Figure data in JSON
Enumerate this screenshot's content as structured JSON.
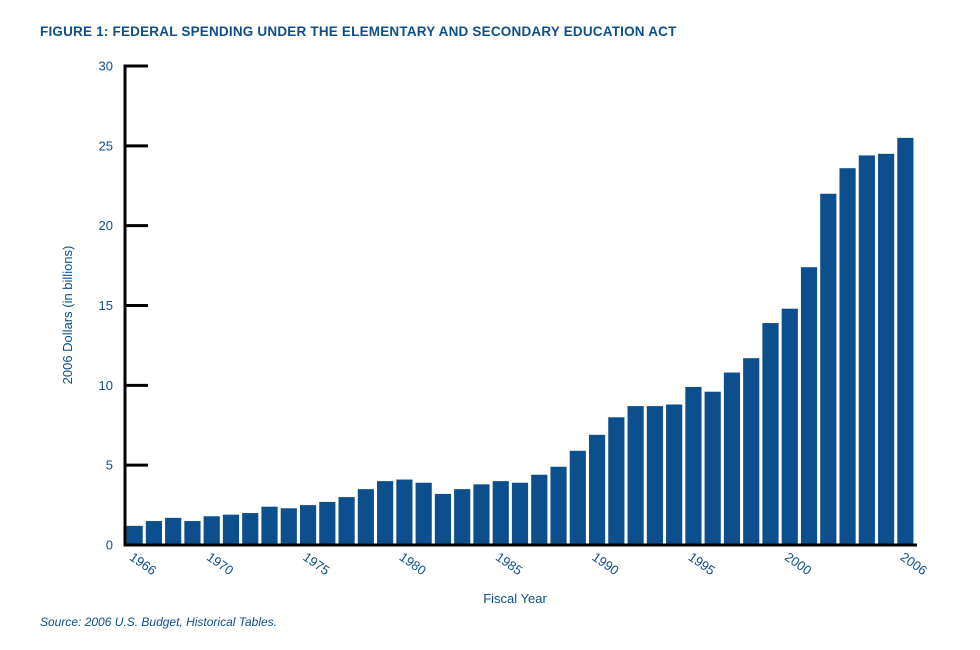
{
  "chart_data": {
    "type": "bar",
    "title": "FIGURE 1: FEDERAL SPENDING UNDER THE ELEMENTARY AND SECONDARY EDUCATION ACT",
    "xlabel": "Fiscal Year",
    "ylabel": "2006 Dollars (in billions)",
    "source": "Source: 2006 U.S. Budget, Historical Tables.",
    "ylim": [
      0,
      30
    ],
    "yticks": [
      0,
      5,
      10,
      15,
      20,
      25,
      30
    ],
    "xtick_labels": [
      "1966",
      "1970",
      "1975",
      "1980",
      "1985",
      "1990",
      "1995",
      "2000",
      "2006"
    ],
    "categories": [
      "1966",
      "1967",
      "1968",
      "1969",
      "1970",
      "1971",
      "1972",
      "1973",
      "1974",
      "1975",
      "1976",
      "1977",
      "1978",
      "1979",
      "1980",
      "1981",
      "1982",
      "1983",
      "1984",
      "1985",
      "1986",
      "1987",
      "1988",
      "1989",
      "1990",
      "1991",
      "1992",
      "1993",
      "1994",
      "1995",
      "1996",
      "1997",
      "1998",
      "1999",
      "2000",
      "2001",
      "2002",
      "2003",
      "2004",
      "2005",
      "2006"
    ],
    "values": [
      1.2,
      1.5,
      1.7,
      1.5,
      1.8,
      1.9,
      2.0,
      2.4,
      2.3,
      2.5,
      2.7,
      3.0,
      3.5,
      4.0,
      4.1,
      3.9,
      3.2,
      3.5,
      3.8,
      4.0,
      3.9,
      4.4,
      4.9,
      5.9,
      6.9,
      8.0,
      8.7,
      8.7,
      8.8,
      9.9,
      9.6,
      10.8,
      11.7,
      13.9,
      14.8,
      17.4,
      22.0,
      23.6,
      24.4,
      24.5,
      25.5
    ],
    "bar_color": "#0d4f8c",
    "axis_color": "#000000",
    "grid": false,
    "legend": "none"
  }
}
==
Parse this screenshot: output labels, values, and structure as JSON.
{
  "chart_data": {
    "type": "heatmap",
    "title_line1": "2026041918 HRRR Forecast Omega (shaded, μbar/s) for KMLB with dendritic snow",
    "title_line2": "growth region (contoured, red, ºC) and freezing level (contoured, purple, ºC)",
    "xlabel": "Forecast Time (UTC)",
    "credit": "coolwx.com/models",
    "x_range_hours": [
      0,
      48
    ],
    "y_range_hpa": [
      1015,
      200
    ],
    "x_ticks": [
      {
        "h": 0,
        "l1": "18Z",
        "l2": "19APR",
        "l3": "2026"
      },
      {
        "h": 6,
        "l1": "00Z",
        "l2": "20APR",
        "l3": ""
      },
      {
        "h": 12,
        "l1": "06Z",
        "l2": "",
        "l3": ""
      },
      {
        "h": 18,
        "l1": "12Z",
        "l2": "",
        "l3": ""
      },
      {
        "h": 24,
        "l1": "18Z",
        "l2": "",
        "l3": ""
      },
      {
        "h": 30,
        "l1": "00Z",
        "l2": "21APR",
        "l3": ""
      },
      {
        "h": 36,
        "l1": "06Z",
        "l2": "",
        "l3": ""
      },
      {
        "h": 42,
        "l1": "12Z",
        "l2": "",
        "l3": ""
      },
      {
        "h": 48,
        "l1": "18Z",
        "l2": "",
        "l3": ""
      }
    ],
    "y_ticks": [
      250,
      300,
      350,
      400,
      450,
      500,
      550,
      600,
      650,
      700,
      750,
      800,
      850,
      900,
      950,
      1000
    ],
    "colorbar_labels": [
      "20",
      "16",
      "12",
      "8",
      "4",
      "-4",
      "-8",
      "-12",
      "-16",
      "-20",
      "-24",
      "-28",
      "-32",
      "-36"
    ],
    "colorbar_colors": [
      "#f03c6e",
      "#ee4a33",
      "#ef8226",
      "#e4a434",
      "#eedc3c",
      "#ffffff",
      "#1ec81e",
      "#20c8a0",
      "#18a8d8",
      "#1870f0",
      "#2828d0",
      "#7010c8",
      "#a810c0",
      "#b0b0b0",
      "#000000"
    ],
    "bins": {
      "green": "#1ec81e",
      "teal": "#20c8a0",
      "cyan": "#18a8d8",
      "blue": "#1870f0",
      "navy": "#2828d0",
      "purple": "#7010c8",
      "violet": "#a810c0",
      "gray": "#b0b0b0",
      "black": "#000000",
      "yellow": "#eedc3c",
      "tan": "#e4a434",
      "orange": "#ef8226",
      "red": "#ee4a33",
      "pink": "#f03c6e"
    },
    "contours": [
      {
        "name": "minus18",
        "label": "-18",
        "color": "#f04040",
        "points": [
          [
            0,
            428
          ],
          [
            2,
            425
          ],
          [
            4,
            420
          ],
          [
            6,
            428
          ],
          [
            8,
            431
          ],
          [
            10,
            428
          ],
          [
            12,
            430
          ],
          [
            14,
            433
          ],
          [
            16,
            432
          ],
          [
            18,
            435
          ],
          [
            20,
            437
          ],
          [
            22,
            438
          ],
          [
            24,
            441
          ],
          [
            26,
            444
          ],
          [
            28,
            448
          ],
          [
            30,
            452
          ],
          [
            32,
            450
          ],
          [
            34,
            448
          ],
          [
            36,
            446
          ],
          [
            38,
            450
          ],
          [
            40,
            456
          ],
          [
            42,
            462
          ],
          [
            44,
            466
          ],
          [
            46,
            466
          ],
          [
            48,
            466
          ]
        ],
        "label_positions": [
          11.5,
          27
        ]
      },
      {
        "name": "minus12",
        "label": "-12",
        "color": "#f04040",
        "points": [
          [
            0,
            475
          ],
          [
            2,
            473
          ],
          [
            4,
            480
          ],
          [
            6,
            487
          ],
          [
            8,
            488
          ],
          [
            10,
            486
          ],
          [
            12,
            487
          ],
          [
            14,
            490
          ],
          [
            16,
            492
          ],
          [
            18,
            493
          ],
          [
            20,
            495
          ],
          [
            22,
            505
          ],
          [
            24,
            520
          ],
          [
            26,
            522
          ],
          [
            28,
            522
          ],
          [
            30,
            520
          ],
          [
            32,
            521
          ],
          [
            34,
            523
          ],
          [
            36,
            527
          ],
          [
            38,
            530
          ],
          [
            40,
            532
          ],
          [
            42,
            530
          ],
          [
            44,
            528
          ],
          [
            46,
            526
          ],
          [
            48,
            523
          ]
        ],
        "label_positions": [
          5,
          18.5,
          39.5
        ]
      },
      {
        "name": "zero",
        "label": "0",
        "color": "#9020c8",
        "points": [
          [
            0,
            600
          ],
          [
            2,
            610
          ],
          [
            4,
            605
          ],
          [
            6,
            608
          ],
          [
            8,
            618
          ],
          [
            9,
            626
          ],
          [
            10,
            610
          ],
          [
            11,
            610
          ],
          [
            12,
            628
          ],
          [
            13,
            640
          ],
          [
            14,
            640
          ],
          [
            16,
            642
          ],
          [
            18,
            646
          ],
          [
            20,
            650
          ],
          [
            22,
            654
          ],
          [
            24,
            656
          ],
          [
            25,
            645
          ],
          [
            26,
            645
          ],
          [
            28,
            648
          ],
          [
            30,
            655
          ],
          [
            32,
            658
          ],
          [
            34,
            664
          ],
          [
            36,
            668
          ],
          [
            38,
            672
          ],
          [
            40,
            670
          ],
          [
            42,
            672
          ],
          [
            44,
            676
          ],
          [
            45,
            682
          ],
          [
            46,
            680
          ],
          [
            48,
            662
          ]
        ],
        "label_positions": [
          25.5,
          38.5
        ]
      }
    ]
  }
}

Goal:
In the entries above, find the lines containing the word "values" and say how many there are, with no other words.

Complete response:
2